* **Given exercise**
Quote the entries in full, character for character, without their images.

* **Raw data**
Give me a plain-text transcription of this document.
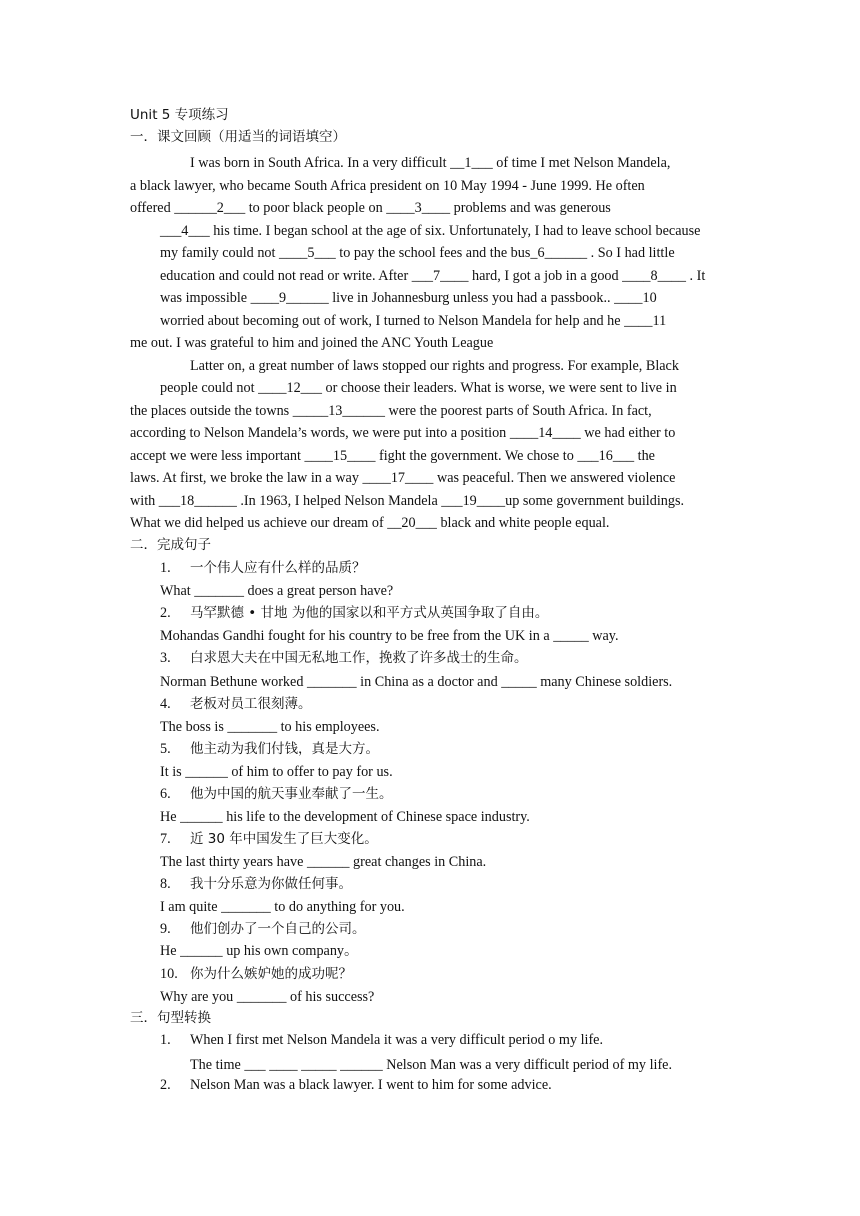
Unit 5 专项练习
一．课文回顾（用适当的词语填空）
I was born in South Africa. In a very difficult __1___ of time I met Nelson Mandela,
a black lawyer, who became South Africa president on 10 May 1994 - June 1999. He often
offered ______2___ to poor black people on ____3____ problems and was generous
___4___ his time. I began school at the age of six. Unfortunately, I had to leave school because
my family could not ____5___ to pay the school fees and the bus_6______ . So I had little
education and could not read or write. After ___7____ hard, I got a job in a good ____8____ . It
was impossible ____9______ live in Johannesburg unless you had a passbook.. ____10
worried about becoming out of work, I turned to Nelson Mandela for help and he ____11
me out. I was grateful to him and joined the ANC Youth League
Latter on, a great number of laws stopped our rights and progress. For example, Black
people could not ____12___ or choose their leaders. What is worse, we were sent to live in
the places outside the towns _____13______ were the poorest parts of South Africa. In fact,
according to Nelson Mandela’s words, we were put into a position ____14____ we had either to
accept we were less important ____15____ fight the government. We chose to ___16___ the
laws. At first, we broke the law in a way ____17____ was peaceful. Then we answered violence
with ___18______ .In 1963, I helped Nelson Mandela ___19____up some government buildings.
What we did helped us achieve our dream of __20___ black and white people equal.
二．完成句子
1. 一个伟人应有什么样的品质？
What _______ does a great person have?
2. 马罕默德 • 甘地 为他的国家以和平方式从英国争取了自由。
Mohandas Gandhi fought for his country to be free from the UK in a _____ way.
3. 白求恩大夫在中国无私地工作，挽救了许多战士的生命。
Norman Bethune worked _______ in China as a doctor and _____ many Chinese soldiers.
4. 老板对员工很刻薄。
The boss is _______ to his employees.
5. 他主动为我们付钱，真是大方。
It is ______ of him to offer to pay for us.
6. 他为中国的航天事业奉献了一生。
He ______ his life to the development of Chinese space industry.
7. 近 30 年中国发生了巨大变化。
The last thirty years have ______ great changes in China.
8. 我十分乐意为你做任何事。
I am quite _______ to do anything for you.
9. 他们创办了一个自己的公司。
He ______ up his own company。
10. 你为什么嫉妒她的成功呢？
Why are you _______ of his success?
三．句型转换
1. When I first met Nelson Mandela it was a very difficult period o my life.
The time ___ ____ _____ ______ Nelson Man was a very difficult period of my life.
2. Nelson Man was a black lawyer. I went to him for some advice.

* **Result for this exercise**
Give me a plain-text transcription of this document.
Unit 5 专项练习
一．课文回顾（用适当的词语填空）
I was born in South Africa. In a very difficult __1___ of time I met Nelson Mandela,
a black lawyer, who became South Africa president on 10 May 1994 - June 1999. He often
offered ______2___ to poor black people on ____3____ problems and was generous
___4___ his time. I began school at the age of six. Unfortunately, I had to leave school because
my family could not ____5___ to pay the school fees and the bus_6______ . So I had little
education and could not read or write. After ___7____ hard, I got a job in a good ____8____ . It
was impossible ____9______ live in Johannesburg unless you had a passbook.. ____10
worried about becoming out of work, I turned to Nelson Mandela for help and he ____11
me out. I was grateful to him and joined the ANC Youth League
Latter on, a great number of laws stopped our rights and progress. For example, Black
people could not ____12___ or choose their leaders. What is worse, we were sent to live in
the places outside the towns _____13______ were the poorest parts of South Africa. In fact,
according to Nelson Mandela’s words, we were put into a position ____14____ we had either to
accept we were less important ____15____ fight the government. We chose to ___16___ the
laws. At first, we broke the law in a way ____17____ was peaceful. Then we answered violence
with ___18______ .In 1963, I helped Nelson Mandela ___19____up some government buildings.
What we did helped us achieve our dream of __20___ black and white people equal.
二．完成句子
1. 一个伟人应有什么样的品质？
What _______ does a great person have?
2. 马罕默德 • 甘地 为他的国家以和平方式从英国争取了自由。
Mohandas Gandhi fought for his country to be free from the UK in a _____ way.
3. 白求恩大夫在中国无私地工作，挽救了许多战士的生命。
Norman Bethune worked _______ in China as a doctor and _____ many Chinese soldiers.
4. 老板对员工很刻薄。
The boss is _______ to his employees.
5. 他主动为我们付钱，真是大方。
It is ______ of him to offer to pay for us.
6. 他为中国的航天事业奉献了一生。
He ______ his life to the development of Chinese space industry.
7. 近 30 年中国发生了巨大变化。
The last thirty years have ______ great changes in China.
8. 我十分乐意为你做任何事。
I am quite _______ to do anything for you.
9. 他们创办了一个自己的公司。
He ______ up his own company。
10. 你为什么嫉妒她的成功呢？
Why are you _______ of his success?
三．句型转换
1. When I first met Nelson Mandela it was a very difficult period o my life.
The time ___ ____ _____ ______ Nelson Man was a very difficult period of my life.
2. Nelson Man was a black lawyer. I went to him for some advice.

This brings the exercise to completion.